--- Start ---

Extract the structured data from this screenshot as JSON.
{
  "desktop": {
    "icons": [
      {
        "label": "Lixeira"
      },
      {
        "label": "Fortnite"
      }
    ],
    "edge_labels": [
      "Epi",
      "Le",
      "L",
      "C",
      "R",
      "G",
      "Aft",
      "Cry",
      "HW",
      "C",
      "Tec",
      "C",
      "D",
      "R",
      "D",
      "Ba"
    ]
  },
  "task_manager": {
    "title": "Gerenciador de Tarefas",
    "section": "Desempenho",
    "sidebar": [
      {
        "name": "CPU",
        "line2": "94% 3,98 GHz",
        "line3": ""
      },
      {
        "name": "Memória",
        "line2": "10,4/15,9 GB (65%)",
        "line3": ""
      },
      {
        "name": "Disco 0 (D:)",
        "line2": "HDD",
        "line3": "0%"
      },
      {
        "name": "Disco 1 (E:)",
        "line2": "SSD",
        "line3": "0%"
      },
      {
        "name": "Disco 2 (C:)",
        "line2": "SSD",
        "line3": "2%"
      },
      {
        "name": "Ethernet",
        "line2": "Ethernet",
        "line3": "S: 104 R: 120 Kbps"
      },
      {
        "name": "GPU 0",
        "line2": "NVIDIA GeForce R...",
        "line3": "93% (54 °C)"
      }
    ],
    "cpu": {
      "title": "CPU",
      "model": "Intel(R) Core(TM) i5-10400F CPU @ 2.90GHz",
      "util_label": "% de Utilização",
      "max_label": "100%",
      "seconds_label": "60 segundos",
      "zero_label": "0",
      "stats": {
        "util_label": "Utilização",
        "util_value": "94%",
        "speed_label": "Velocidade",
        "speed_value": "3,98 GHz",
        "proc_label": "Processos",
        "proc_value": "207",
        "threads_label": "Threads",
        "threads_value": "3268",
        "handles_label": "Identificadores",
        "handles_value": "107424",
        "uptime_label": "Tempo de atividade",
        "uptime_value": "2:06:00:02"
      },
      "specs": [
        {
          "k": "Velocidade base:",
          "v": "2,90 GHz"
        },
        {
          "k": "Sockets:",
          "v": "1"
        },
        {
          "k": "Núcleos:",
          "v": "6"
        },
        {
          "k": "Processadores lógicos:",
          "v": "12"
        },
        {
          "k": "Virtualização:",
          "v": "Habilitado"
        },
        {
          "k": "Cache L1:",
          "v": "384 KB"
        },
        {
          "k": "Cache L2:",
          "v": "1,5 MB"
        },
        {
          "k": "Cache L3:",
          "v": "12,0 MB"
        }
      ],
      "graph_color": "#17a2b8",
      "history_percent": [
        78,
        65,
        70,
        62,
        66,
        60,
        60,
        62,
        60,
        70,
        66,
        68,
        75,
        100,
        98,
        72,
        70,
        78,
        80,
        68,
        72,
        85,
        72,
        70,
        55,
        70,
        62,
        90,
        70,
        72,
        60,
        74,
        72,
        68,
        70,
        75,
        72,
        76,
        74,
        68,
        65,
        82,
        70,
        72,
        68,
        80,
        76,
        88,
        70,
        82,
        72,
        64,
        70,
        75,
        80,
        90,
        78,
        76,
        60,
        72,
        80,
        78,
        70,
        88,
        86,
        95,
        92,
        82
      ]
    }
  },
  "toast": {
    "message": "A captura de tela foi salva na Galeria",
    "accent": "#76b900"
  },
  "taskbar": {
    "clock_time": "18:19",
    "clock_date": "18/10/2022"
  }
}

--- End ---

### JOB
Print all the data exactly.

### WRITTEN ANSWER
Extract the structured data from this screenshot as JSON.
{
  "desktop": {
    "icons": [
      {
        "label": "Lixeira"
      },
      {
        "label": "Fortnite"
      }
    ],
    "edge_labels": [
      "Epi",
      "Le",
      "L",
      "C",
      "R",
      "G",
      "Aft",
      "Cry",
      "HW",
      "C",
      "Tec",
      "C",
      "D",
      "R",
      "D",
      "Ba"
    ]
  },
  "task_manager": {
    "title": "Gerenciador de Tarefas",
    "section": "Desempenho",
    "sidebar": [
      {
        "name": "CPU",
        "line2": "94% 3,98 GHz",
        "line3": ""
      },
      {
        "name": "Memória",
        "line2": "10,4/15,9 GB (65%)",
        "line3": ""
      },
      {
        "name": "Disco 0 (D:)",
        "line2": "HDD",
        "line3": "0%"
      },
      {
        "name": "Disco 1 (E:)",
        "line2": "SSD",
        "line3": "0%"
      },
      {
        "name": "Disco 2 (C:)",
        "line2": "SSD",
        "line3": "2%"
      },
      {
        "name": "Ethernet",
        "line2": "Ethernet",
        "line3": "S: 104 R: 120 Kbps"
      },
      {
        "name": "GPU 0",
        "line2": "NVIDIA GeForce R...",
        "line3": "93% (54 °C)"
      }
    ],
    "cpu": {
      "title": "CPU",
      "model": "Intel(R) Core(TM) i5-10400F CPU @ 2.90GHz",
      "util_label": "% de Utilização",
      "max_label": "100%",
      "seconds_label": "60 segundos",
      "zero_label": "0",
      "stats": {
        "util_label": "Utilização",
        "util_value": "94%",
        "speed_label": "Velocidade",
        "speed_value": "3,98 GHz",
        "proc_label": "Processos",
        "proc_value": "207",
        "threads_label": "Threads",
        "threads_value": "3268",
        "handles_label": "Identificadores",
        "handles_value": "107424",
        "uptime_label": "Tempo de atividade",
        "uptime_value": "2:06:00:02"
      },
      "specs": [
        {
          "k": "Velocidade base:",
          "v": "2,90 GHz"
        },
        {
          "k": "Sockets:",
          "v": "1"
        },
        {
          "k": "Núcleos:",
          "v": "6"
        },
        {
          "k": "Processadores lógicos:",
          "v": "12"
        },
        {
          "k": "Virtualização:",
          "v": "Habilitado"
        },
        {
          "k": "Cache L1:",
          "v": "384 KB"
        },
        {
          "k": "Cache L2:",
          "v": "1,5 MB"
        },
        {
          "k": "Cache L3:",
          "v": "12,0 MB"
        }
      ],
      "graph_color": "#17a2b8",
      "history_percent": [
        78,
        65,
        70,
        62,
        66,
        60,
        60,
        62,
        60,
        70,
        66,
        68,
        75,
        100,
        98,
        72,
        70,
        78,
        80,
        68,
        72,
        85,
        72,
        70,
        55,
        70,
        62,
        90,
        70,
        72,
        60,
        74,
        72,
        68,
        70,
        75,
        72,
        76,
        74,
        68,
        65,
        82,
        70,
        72,
        68,
        80,
        76,
        88,
        70,
        82,
        72,
        64,
        70,
        75,
        80,
        90,
        78,
        76,
        60,
        72,
        80,
        78,
        70,
        88,
        86,
        95,
        92,
        82
      ]
    }
  },
  "toast": {
    "message": "A captura de tela foi salva na Galeria",
    "accent": "#76b900"
  },
  "taskbar": {
    "clock_time": "18:19",
    "clock_date": "18/10/2022"
  }
}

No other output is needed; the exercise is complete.